— GOAL OF THE EXERCISE —
Look for the word "MyoD" in the entries below, then copy every line that has it.

[Data entries]

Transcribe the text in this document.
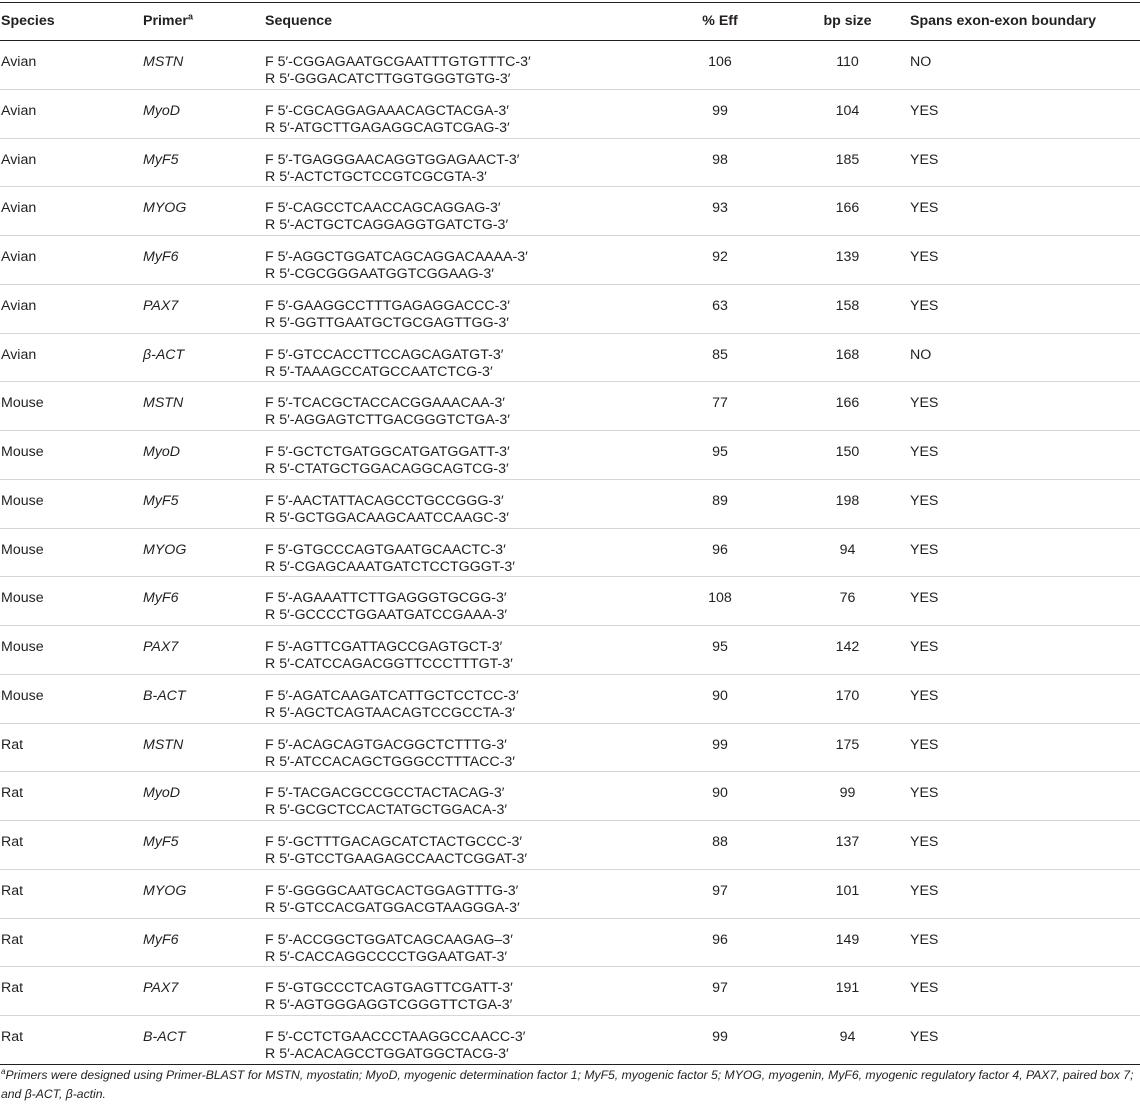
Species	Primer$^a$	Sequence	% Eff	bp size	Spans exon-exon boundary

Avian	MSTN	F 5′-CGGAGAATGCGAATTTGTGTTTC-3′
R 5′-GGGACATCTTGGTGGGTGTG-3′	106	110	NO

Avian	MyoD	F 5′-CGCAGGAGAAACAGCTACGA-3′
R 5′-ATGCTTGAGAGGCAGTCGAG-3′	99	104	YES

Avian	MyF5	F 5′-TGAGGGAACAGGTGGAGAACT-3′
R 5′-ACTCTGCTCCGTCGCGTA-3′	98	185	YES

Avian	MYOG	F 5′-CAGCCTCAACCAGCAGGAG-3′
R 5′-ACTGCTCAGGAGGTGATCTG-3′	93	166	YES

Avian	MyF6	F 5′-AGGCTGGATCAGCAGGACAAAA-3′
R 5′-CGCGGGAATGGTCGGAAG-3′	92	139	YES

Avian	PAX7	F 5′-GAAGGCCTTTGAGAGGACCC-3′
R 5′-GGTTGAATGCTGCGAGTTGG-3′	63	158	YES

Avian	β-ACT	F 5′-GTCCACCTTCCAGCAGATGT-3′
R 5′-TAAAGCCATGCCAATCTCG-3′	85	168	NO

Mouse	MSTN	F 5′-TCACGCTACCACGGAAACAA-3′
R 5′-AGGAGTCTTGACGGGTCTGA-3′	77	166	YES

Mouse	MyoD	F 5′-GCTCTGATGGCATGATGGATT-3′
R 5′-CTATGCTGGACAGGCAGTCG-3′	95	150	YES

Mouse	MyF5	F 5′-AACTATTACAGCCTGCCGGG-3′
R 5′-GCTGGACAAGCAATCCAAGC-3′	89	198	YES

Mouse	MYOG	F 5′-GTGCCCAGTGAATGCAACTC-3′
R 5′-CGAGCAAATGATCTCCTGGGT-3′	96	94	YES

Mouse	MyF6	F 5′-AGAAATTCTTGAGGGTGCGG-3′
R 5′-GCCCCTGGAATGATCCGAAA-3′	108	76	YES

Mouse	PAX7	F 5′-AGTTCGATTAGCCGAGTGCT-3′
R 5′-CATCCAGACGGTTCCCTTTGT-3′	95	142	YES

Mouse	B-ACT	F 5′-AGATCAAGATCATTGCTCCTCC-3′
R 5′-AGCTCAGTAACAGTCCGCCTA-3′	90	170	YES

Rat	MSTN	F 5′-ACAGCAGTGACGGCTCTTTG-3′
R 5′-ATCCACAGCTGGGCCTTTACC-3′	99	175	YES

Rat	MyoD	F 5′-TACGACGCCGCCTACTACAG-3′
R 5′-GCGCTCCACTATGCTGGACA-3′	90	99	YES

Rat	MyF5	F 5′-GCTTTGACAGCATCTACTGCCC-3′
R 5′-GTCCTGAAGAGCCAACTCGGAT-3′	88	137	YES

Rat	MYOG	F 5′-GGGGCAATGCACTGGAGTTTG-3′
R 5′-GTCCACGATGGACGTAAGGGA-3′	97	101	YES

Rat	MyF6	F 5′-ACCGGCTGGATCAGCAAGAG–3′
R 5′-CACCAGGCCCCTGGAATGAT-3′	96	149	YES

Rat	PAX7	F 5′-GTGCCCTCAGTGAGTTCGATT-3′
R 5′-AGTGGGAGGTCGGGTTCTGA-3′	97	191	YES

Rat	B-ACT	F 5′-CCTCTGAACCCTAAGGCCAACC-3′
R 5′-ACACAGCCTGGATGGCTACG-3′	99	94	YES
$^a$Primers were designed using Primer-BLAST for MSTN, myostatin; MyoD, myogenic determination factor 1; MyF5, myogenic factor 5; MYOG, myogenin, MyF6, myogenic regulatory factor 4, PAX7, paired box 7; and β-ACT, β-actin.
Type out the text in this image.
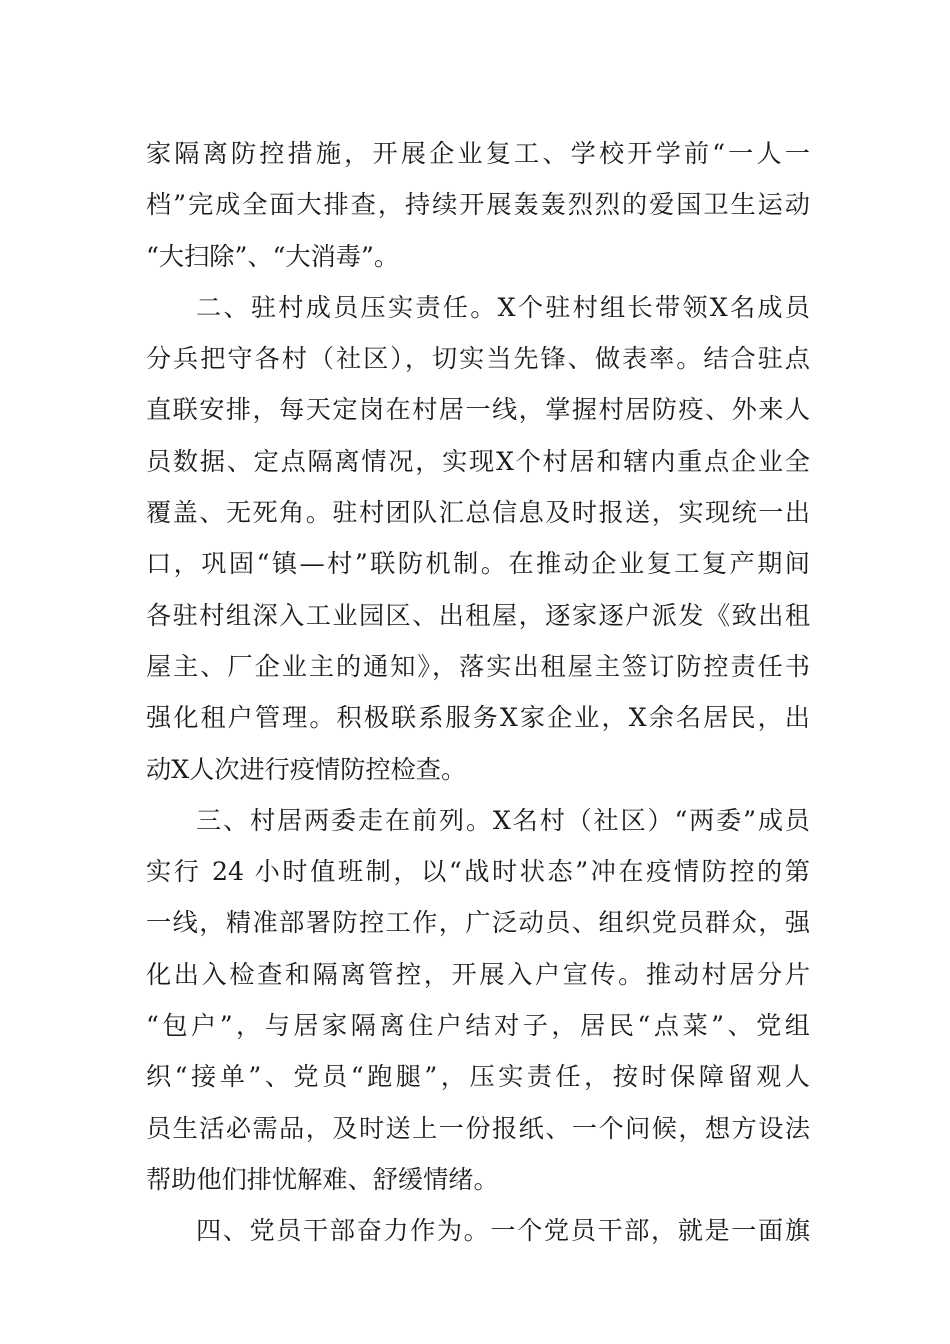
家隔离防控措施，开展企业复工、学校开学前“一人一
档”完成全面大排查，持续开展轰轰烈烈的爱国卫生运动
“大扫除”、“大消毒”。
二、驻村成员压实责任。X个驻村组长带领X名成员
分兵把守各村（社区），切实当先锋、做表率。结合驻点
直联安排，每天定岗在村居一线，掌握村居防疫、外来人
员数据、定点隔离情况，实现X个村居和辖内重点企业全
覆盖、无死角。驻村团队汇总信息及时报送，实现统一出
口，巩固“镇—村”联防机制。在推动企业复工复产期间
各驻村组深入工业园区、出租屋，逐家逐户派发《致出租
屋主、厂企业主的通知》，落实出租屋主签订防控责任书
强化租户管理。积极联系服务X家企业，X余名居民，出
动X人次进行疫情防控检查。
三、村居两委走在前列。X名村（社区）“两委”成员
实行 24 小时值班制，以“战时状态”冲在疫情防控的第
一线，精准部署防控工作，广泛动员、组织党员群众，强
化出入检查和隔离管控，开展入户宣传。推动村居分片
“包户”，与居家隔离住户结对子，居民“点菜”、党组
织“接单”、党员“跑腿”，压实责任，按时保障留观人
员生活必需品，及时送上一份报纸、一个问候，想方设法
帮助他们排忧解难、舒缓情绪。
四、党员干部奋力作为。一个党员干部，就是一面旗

==

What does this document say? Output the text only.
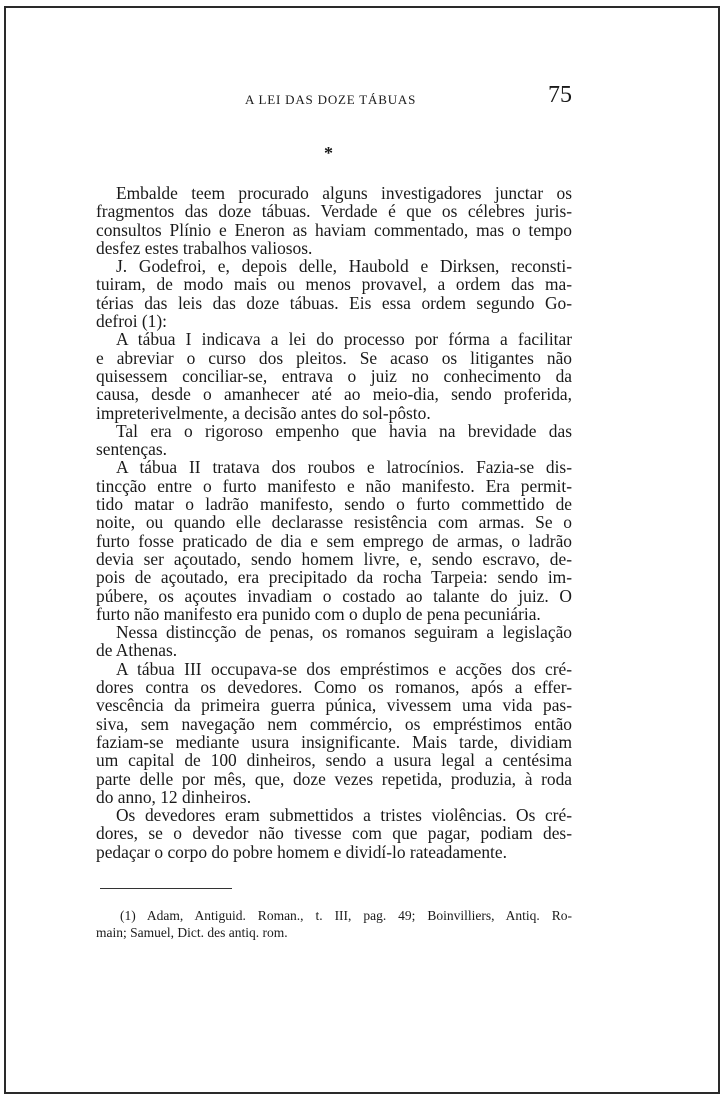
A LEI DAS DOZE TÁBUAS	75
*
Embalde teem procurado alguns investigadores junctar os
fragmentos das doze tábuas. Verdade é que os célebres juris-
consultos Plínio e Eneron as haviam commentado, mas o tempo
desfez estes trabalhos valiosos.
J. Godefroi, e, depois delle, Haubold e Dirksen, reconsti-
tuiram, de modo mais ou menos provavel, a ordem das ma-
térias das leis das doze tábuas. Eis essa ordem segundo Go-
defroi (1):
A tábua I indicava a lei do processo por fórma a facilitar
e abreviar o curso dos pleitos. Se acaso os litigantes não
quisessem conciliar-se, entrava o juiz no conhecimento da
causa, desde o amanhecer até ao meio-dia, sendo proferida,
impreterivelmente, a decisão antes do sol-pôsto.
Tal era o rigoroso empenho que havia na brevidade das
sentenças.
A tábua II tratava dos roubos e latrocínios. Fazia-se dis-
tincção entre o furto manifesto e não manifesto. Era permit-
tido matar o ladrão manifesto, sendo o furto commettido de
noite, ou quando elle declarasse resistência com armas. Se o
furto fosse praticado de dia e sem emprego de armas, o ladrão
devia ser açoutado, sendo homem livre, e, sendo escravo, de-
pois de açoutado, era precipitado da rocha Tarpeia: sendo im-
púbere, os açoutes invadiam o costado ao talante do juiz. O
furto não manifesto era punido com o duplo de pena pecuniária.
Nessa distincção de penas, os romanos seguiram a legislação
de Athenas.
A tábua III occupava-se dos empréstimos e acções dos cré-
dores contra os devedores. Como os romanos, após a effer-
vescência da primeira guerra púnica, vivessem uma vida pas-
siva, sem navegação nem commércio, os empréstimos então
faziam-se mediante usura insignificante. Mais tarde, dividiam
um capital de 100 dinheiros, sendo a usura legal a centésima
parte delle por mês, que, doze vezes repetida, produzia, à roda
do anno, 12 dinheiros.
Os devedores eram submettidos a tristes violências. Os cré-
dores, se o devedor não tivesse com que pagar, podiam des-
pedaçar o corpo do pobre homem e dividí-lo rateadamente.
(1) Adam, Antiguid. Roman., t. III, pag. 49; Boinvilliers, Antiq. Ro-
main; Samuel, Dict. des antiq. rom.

...

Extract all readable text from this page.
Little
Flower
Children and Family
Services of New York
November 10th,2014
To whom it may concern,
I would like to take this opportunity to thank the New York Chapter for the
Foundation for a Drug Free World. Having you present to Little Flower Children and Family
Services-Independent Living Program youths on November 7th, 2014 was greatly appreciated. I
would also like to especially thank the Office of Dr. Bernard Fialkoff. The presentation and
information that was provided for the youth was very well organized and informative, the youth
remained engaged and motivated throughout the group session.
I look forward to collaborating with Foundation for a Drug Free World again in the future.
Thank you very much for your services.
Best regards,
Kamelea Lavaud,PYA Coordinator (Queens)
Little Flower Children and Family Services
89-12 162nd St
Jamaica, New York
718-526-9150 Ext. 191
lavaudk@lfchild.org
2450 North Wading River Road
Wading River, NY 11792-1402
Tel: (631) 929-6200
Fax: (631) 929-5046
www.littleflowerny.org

— EXERCISE ANSWER —
Avian	MyoD	F 5′-CGCAGGAGAAACAGCTACGA-3′
Mouse	MyoD	F 5′-GCTCTGATGGCATGATGGATT-3′
Rat	MyoD	F 5′-TACGACGCCGCCTACTACAG-3′
$^a$Primers were designed using Primer-BLAST for MSTN, myostatin; MyoD, myogenic determination factor 1; MyF5, myogenic factor 5; MYOG, myogenin, MyF6, myogenic regulatory factor 4, PAX7, paired box 7; and β-ACT, β-actin.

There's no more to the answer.